Directive:
Write out the material below again, unchanged.

## begin Data to process

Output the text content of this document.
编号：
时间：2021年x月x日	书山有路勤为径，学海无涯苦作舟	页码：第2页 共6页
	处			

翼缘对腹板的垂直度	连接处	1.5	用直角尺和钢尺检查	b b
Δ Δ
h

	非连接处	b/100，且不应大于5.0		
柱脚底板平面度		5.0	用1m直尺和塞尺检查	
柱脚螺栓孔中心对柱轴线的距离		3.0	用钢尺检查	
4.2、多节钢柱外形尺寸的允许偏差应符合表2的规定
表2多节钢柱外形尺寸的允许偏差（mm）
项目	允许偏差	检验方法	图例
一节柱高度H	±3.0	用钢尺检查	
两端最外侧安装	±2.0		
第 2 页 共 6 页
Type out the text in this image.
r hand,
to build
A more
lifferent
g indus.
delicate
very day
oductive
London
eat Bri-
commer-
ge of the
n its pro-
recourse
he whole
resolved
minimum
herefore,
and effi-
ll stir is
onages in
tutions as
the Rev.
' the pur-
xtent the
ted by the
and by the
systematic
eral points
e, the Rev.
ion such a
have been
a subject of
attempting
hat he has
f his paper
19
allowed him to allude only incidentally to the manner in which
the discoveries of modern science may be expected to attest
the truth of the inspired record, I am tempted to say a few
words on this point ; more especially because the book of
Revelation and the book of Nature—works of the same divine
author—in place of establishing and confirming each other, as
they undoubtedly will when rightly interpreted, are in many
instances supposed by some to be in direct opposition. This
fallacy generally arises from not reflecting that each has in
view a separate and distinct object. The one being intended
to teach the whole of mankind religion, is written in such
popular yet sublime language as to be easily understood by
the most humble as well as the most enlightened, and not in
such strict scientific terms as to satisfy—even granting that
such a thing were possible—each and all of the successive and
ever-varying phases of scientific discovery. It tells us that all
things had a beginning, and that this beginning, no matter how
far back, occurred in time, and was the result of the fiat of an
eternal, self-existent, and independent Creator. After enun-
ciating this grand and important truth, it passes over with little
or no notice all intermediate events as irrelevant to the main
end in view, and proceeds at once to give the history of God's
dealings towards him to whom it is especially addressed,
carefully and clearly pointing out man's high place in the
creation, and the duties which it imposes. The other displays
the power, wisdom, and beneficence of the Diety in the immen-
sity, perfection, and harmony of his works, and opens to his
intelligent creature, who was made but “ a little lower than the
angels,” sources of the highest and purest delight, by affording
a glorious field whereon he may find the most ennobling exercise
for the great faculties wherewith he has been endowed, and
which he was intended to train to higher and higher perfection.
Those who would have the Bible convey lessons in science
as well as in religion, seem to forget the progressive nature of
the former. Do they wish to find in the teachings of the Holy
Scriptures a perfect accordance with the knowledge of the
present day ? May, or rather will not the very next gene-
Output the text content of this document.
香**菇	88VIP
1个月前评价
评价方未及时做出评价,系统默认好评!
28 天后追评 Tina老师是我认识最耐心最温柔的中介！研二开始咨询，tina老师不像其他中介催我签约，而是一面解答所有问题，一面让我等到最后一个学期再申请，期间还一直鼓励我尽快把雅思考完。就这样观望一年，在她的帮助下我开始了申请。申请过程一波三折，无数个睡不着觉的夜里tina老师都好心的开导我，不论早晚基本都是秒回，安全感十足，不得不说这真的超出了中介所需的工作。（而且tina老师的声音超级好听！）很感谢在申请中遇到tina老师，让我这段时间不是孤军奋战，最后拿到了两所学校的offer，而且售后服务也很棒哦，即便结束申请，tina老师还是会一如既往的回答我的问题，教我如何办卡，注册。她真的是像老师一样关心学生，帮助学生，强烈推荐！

## end Data to process

Reply:
Output the text content of this document.
编号：
时间：2021年x月x日	书山有路勤为径，学海无涯苦作舟	页码：第2页 共6页
	处			

翼缘对腹板的垂直度	连接处	1.5	用直角尺和钢尺检查	b b
Δ Δ
h

	非连接处	b/100，且不应大于5.0		
柱脚底板平面度		5.0	用1m直尺和塞尺检查	
柱脚螺栓孔中心对柱轴线的距离		3.0	用钢尺检查	
4.2、多节钢柱外形尺寸的允许偏差应符合表2的规定
表2多节钢柱外形尺寸的允许偏差（mm）
项目	允许偏差	检验方法	图例
一节柱高度H	±3.0	用钢尺检查	
两端最外侧安装	±2.0		
第 2 页 共 6 页
Type out the text in this image.
r hand,
to build
A more
lifferent
g indus.
delicate
very day
oductive
London
eat Bri-
commer-
ge of the
n its pro-
recourse
he whole
resolved
minimum
herefore,
and effi-
ll stir is
onages in
tutions as
the Rev.
' the pur-
xtent the
ted by the
and by the
systematic
eral points
e, the Rev.
ion such a
have been
a subject of
attempting
hat he has
f his paper
19
allowed him to allude only incidentally to the manner in which
the discoveries of modern science may be expected to attest
the truth of the inspired record, I am tempted to say a few
words on this point ; more especially because the book of
Revelation and the book of Nature—works of the same divine
author—in place of establishing and confirming each other, as
they undoubtedly will when rightly interpreted, are in many
instances supposed by some to be in direct opposition. This
fallacy generally arises from not reflecting that each has in
view a separate and distinct object. The one being intended
to teach the whole of mankind religion, is written in such
popular yet sublime language as to be easily understood by
the most humble as well as the most enlightened, and not in
such strict scientific terms as to satisfy—even granting that
such a thing were possible—each and all of the successive and
ever-varying phases of scientific discovery. It tells us that all
things had a beginning, and that this beginning, no matter how
far back, occurred in time, and was the result of the fiat of an
eternal, self-existent, and independent Creator. After enun-
ciating this grand and important truth, it passes over with little
or no notice all intermediate events as irrelevant to the main
end in view, and proceeds at once to give the history of God's
dealings towards him to whom it is especially addressed,
carefully and clearly pointing out man's high place in the
creation, and the duties which it imposes. The other displays
the power, wisdom, and beneficence of the Diety in the immen-
sity, perfection, and harmony of his works, and opens to his
intelligent creature, who was made but “ a little lower than the
angels,” sources of the highest and purest delight, by affording
a glorious field whereon he may find the most ennobling exercise
for the great faculties wherewith he has been endowed, and
which he was intended to train to higher and higher perfection.
Those who would have the Bible convey lessons in science
as well as in religion, seem to forget the progressive nature of
the former. Do they wish to find in the teachings of the Holy
Scriptures a perfect accordance with the knowledge of the
present day ? May, or rather will not the very next gene-
Output the text content of this document.
香**菇	88VIP
1个月前评价
评价方未及时做出评价,系统默认好评!
28 天后追评 Tina老师是我认识最耐心最温柔的中介！研二开始咨询，tina老师不像其他中介催我签约，而是一面解答所有问题，一面让我等到最后一个学期再申请，期间还一直鼓励我尽快把雅思考完。就这样观望一年，在她的帮助下我开始了申请。申请过程一波三折，无数个睡不着觉的夜里tina老师都好心的开导我，不论早晚基本都是秒回，安全感十足，不得不说这真的超出了中介所需的工作。（而且tina老师的声音超级好听！）很感谢在申请中遇到tina老师，让我这段时间不是孤军奋战，最后拿到了两所学校的offer，而且售后服务也很棒哦，即便结束申请，tina老师还是会一如既往的回答我的问题，教我如何办卡，注册。她真的是像老师一样关心学生，帮助学生，强烈推荐！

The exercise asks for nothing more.